## [GIVEN REQUEST]
Every line below that contains "incl" is to be copied.

## [INFORMATION SUPPLIED]

* * * * * * *

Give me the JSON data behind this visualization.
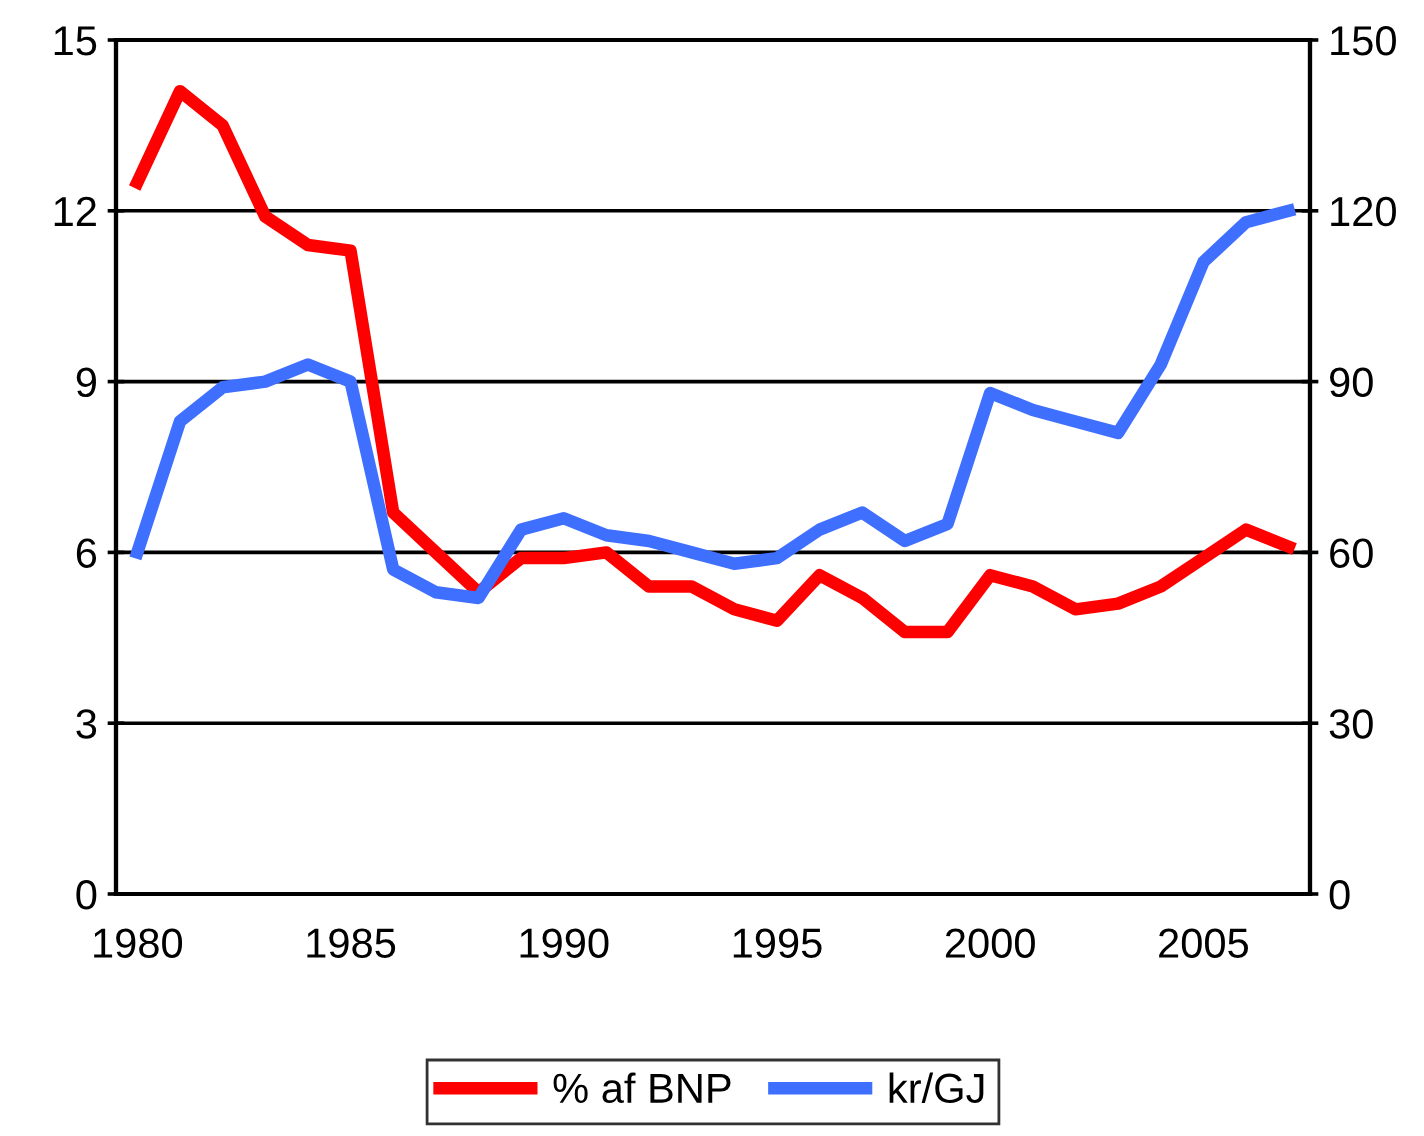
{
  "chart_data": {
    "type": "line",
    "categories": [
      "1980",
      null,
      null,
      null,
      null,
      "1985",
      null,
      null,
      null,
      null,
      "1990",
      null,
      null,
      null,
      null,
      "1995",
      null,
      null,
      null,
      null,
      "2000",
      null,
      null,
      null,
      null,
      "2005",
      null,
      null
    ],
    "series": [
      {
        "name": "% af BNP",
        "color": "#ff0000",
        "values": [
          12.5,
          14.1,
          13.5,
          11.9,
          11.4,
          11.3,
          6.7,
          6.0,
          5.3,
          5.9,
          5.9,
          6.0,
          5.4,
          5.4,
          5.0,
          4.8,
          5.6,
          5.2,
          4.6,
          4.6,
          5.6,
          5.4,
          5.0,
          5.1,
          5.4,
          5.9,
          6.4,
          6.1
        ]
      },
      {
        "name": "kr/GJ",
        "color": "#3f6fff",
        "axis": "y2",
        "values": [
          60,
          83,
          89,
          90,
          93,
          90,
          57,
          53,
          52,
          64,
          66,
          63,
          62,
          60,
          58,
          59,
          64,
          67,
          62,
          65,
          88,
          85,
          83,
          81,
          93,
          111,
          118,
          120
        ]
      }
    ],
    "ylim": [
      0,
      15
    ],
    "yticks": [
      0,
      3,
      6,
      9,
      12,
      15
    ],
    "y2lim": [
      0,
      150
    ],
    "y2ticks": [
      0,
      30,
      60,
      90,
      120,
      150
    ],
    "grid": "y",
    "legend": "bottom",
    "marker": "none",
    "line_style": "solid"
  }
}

* * * * * * *

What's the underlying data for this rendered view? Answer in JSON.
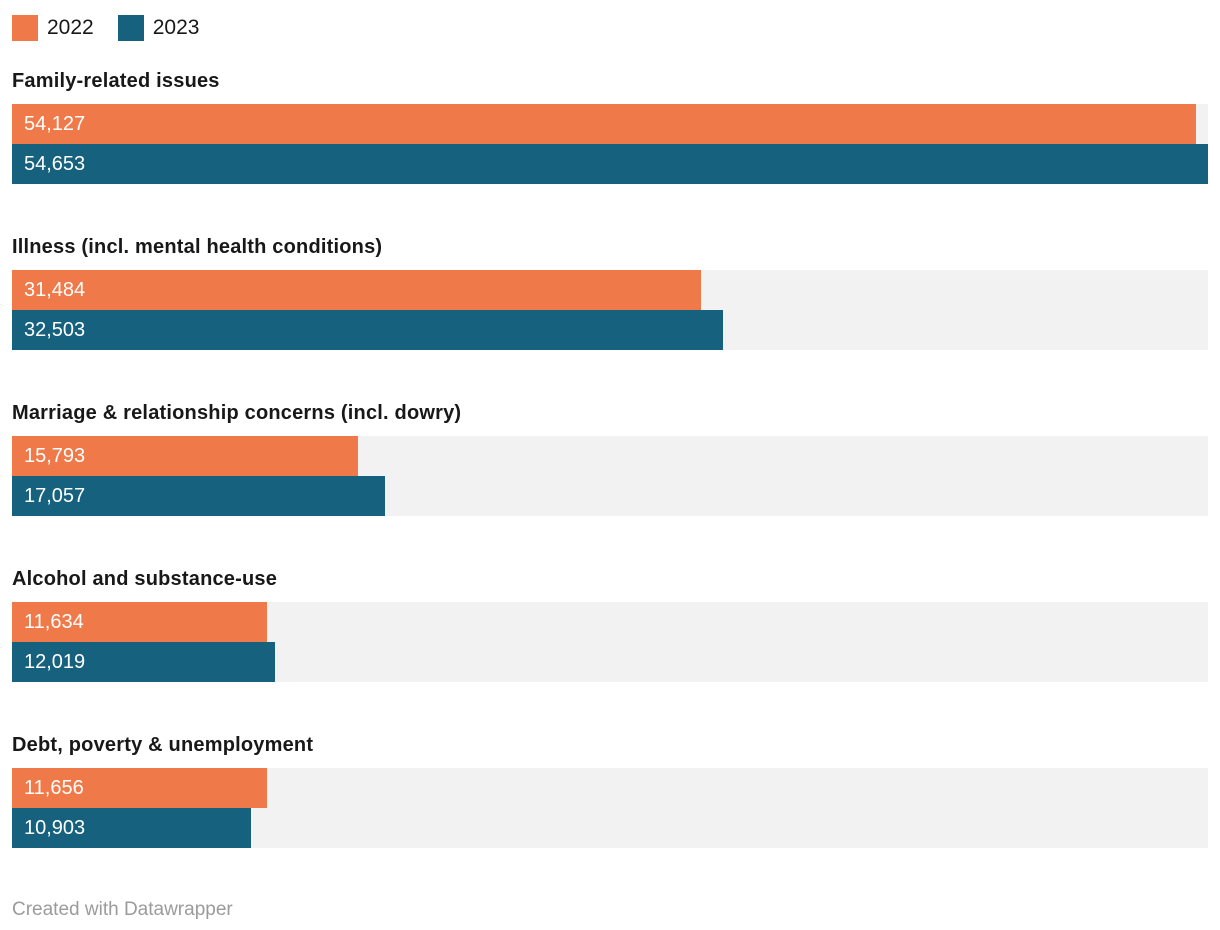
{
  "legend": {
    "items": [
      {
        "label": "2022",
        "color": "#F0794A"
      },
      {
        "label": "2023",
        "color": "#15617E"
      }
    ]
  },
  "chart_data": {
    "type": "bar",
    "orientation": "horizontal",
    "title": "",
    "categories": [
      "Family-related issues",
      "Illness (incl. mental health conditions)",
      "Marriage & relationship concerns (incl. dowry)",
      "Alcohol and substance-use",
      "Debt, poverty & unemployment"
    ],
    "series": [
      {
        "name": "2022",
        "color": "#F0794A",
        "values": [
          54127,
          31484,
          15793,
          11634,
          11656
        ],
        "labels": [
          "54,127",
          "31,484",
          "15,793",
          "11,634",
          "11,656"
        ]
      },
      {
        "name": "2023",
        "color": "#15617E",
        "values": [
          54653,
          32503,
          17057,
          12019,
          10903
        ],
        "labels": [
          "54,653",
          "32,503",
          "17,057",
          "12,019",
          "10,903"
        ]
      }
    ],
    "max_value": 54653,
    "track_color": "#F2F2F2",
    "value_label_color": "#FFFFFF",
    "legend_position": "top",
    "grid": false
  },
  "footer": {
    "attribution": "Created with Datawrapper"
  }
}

* * * * * * *

## [RESPONSE BELOW]
      "Illness (incl. mental health conditions)",
      "Marriage & relationship concerns (incl. dowry)",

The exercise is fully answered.